[Dataset rows about figures]
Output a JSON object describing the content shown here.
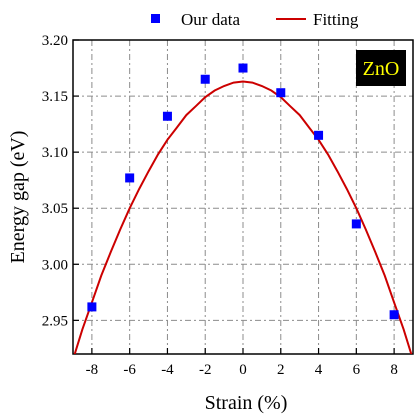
{
  "chart_data": {
    "type": "scatter",
    "xlabel": "Strain (%)",
    "ylabel": "Energy gap (eV)",
    "xlim": [
      -9,
      9
    ],
    "ylim": [
      2.92,
      3.2
    ],
    "xticks": [
      -8,
      -6,
      -4,
      -2,
      0,
      2,
      4,
      6,
      8
    ],
    "yticks": [
      2.95,
      3.0,
      3.05,
      3.1,
      3.15,
      3.2
    ],
    "xtick_labels": [
      "-8",
      "-6",
      "-4",
      "-2",
      "0",
      "2",
      "4",
      "6",
      "8"
    ],
    "ytick_labels": [
      "2.95",
      "3.00",
      "3.05",
      "3.10",
      "3.15",
      "3.20"
    ],
    "grid": true,
    "legend_position": "top",
    "annotation": "ZnO",
    "series": [
      {
        "name": "Our data",
        "kind": "scatter",
        "marker": "square",
        "color": "#0000ff",
        "x": [
          -8,
          -6,
          -4,
          -2,
          0,
          2,
          4,
          6,
          8
        ],
        "y": [
          2.962,
          3.077,
          3.132,
          3.165,
          3.175,
          3.153,
          3.115,
          3.036,
          2.955
        ]
      },
      {
        "name": "Fitting",
        "kind": "line",
        "color": "#cc0000",
        "x": [
          -9.0,
          -8.5,
          -8.0,
          -7.5,
          -7.0,
          -6.5,
          -6.0,
          -5.5,
          -5.0,
          -4.5,
          -4.0,
          -3.5,
          -3.0,
          -2.5,
          -2.0,
          -1.5,
          -1.0,
          -0.5,
          0.0,
          0.5,
          1.0,
          1.5,
          2.0,
          2.5,
          3.0,
          3.5,
          4.0,
          4.5,
          5.0,
          5.5,
          6.0,
          6.5,
          7.0,
          7.5,
          8.0,
          8.5,
          9.0
        ],
        "y": [
          2.915,
          2.942,
          2.966,
          2.99,
          3.011,
          3.031,
          3.05,
          3.067,
          3.083,
          3.098,
          3.111,
          3.122,
          3.133,
          3.141,
          3.149,
          3.155,
          3.159,
          3.162,
          3.163,
          3.162,
          3.159,
          3.155,
          3.149,
          3.141,
          3.133,
          3.122,
          3.111,
          3.098,
          3.083,
          3.067,
          3.05,
          3.031,
          3.011,
          2.99,
          2.966,
          2.942,
          2.915
        ]
      }
    ]
  }
}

The problem: Every line above should be returned exactly; the pictures stay out.

Answer in full:
Output a JSON object describing the content shown here.
{
  "chart_data": {
    "type": "scatter",
    "xlabel": "Strain (%)",
    "ylabel": "Energy gap (eV)",
    "xlim": [
      -9,
      9
    ],
    "ylim": [
      2.92,
      3.2
    ],
    "xticks": [
      -8,
      -6,
      -4,
      -2,
      0,
      2,
      4,
      6,
      8
    ],
    "yticks": [
      2.95,
      3.0,
      3.05,
      3.1,
      3.15,
      3.2
    ],
    "xtick_labels": [
      "-8",
      "-6",
      "-4",
      "-2",
      "0",
      "2",
      "4",
      "6",
      "8"
    ],
    "ytick_labels": [
      "2.95",
      "3.00",
      "3.05",
      "3.10",
      "3.15",
      "3.20"
    ],
    "grid": true,
    "legend_position": "top",
    "annotation": "ZnO",
    "series": [
      {
        "name": "Our data",
        "kind": "scatter",
        "marker": "square",
        "color": "#0000ff",
        "x": [
          -8,
          -6,
          -4,
          -2,
          0,
          2,
          4,
          6,
          8
        ],
        "y": [
          2.962,
          3.077,
          3.132,
          3.165,
          3.175,
          3.153,
          3.115,
          3.036,
          2.955
        ]
      },
      {
        "name": "Fitting",
        "kind": "line",
        "color": "#cc0000",
        "x": [
          -9.0,
          -8.5,
          -8.0,
          -7.5,
          -7.0,
          -6.5,
          -6.0,
          -5.5,
          -5.0,
          -4.5,
          -4.0,
          -3.5,
          -3.0,
          -2.5,
          -2.0,
          -1.5,
          -1.0,
          -0.5,
          0.0,
          0.5,
          1.0,
          1.5,
          2.0,
          2.5,
          3.0,
          3.5,
          4.0,
          4.5,
          5.0,
          5.5,
          6.0,
          6.5,
          7.0,
          7.5,
          8.0,
          8.5,
          9.0
        ],
        "y": [
          2.915,
          2.942,
          2.966,
          2.99,
          3.011,
          3.031,
          3.05,
          3.067,
          3.083,
          3.098,
          3.111,
          3.122,
          3.133,
          3.141,
          3.149,
          3.155,
          3.159,
          3.162,
          3.163,
          3.162,
          3.159,
          3.155,
          3.149,
          3.141,
          3.133,
          3.122,
          3.111,
          3.098,
          3.083,
          3.067,
          3.05,
          3.031,
          3.011,
          2.99,
          2.966,
          2.942,
          2.915
        ]
      }
    ]
  }
}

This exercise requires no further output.